WHAT IS REQUIRED -
Pull each line with the string "portable" from the entries.

··· TASK DATA ···

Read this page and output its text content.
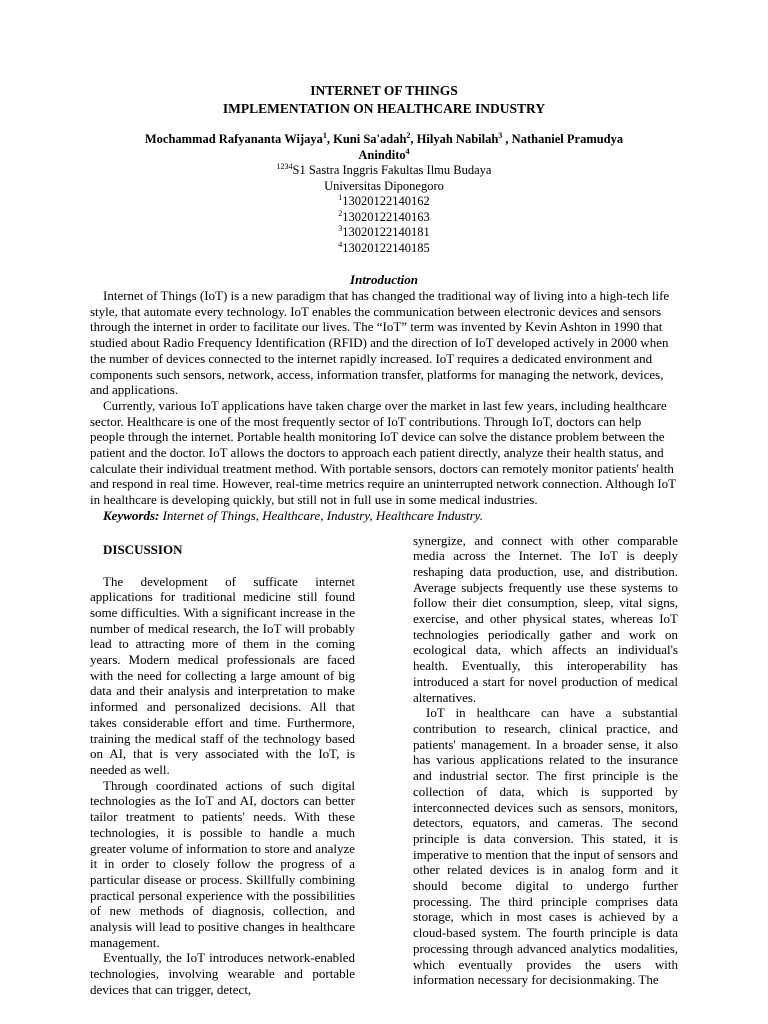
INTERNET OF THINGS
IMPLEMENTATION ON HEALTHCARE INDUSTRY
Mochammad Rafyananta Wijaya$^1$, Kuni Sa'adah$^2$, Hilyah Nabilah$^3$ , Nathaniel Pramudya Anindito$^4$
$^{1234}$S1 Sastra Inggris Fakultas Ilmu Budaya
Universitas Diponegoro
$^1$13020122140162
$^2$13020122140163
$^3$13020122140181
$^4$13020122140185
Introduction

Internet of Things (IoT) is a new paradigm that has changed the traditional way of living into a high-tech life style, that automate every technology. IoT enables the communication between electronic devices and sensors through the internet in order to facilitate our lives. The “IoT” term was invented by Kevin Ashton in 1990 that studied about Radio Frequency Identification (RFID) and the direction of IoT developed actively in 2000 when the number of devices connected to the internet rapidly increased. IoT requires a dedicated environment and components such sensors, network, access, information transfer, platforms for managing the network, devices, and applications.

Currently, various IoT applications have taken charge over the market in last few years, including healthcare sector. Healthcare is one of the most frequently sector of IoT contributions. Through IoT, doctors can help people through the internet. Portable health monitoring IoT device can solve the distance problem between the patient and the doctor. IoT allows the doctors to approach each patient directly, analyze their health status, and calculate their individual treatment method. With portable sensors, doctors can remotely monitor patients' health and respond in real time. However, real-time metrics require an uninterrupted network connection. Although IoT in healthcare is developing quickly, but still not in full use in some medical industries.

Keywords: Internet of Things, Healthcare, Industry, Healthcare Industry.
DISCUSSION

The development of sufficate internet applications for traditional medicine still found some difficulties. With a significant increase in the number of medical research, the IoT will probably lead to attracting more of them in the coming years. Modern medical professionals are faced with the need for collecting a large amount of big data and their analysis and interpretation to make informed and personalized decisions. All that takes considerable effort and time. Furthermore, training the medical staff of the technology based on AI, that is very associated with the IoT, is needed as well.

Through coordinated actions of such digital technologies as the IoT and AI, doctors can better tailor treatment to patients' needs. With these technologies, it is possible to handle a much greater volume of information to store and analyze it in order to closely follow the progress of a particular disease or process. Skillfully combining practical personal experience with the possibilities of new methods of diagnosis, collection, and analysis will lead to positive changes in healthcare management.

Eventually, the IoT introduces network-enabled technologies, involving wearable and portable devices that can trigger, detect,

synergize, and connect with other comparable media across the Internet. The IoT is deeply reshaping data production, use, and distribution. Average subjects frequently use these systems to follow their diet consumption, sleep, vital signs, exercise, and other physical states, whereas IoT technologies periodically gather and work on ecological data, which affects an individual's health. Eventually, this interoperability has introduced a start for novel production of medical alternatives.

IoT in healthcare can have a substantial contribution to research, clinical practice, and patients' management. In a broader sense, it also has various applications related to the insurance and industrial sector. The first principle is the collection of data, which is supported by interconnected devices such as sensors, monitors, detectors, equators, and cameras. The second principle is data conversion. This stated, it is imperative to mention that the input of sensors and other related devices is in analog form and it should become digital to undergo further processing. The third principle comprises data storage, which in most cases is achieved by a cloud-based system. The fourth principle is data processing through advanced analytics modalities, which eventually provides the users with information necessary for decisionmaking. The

···
··· TASK DATA ···

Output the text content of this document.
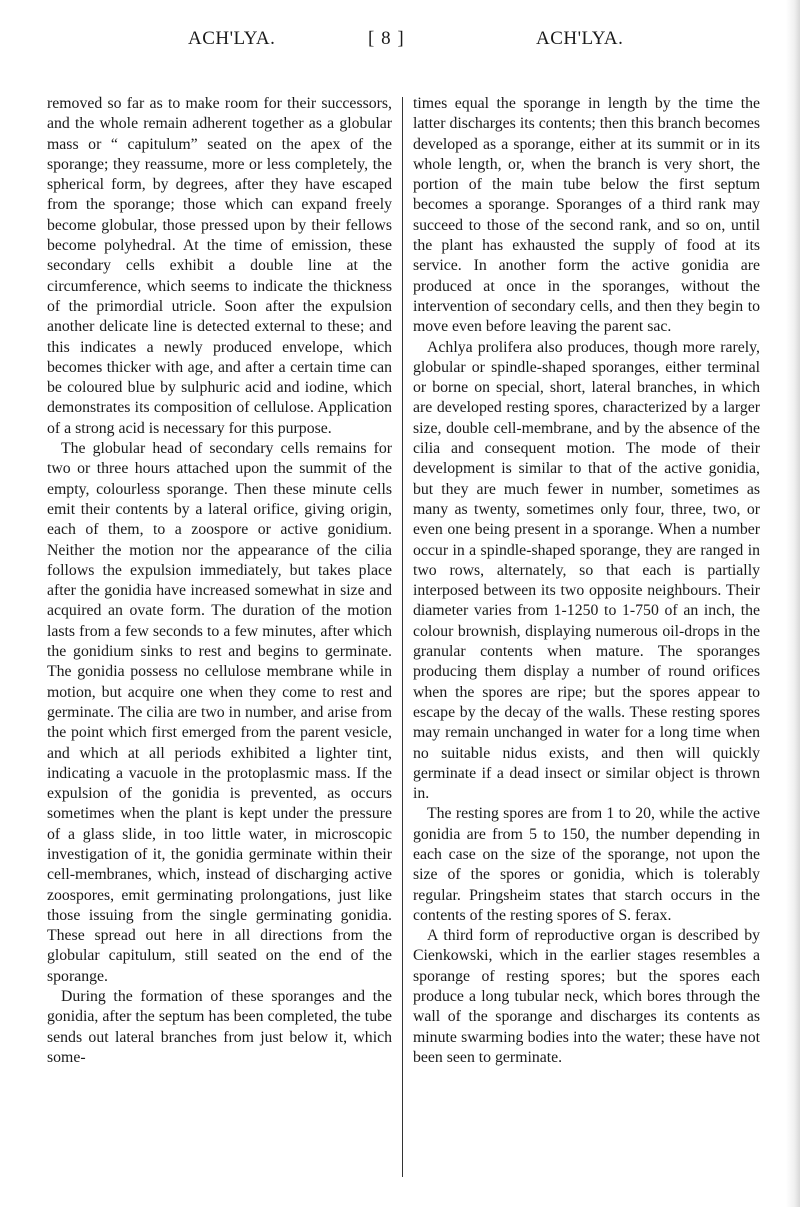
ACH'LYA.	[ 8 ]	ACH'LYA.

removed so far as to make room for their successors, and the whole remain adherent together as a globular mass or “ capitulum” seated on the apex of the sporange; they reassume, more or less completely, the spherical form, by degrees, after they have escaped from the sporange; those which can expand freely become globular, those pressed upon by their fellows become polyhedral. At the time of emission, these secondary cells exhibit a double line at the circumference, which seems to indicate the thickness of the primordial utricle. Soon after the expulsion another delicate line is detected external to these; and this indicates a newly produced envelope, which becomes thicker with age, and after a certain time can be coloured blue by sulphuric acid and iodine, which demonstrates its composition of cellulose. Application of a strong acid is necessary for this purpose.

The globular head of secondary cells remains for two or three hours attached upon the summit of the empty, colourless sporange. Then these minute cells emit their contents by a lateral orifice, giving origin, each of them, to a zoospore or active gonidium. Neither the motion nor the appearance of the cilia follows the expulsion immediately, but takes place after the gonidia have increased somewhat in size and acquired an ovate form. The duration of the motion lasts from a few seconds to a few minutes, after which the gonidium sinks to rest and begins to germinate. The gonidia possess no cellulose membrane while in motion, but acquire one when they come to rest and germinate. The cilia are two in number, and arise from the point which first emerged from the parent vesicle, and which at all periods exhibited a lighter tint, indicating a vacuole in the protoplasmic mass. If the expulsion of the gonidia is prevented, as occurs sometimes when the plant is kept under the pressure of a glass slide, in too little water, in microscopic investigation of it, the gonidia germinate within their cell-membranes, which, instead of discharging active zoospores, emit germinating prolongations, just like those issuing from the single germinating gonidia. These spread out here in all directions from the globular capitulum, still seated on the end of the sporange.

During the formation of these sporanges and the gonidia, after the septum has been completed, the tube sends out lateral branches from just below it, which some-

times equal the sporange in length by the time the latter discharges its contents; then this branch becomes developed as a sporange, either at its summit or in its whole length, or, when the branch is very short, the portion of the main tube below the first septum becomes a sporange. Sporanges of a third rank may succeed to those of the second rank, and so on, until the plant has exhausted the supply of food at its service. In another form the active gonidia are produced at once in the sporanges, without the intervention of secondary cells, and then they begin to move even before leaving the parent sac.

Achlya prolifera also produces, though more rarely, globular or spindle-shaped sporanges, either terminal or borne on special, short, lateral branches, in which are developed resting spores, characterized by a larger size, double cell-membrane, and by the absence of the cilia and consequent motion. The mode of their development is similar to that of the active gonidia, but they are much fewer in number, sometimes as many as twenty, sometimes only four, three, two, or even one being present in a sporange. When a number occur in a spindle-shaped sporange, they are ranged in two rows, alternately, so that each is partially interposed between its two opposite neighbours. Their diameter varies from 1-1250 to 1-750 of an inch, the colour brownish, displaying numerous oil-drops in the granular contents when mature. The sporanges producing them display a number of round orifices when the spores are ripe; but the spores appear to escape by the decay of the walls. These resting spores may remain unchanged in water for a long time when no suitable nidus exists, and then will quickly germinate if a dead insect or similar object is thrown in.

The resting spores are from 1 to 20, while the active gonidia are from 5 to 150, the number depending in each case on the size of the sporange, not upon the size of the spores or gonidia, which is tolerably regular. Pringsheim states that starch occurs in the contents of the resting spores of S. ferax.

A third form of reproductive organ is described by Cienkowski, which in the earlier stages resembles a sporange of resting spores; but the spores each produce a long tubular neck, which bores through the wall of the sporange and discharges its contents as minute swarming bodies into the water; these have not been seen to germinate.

···

ANSWER FOR THE TASK -
Currently, various IoT applications have taken charge over the market in last few years, including healthcare sector. Healthcare is one of the most frequently sector of IoT contributions. Through IoT, doctors can help people through the internet. Portable health monitoring IoT device can solve the distance problem between the patient and the doctor. IoT allows the doctors to approach each patient directly, analyze their health status, and calculate their individual treatment method. With portable sensors, doctors can remotely monitor patients' health and respond in real time. However, real-time metrics require an uninterrupted network connection. Although IoT in healthcare is developing quickly, but still not in full use in some medical industries.
Eventually, the IoT introduces network-enabled technologies, involving wearable and portable devices that can trigger, detect,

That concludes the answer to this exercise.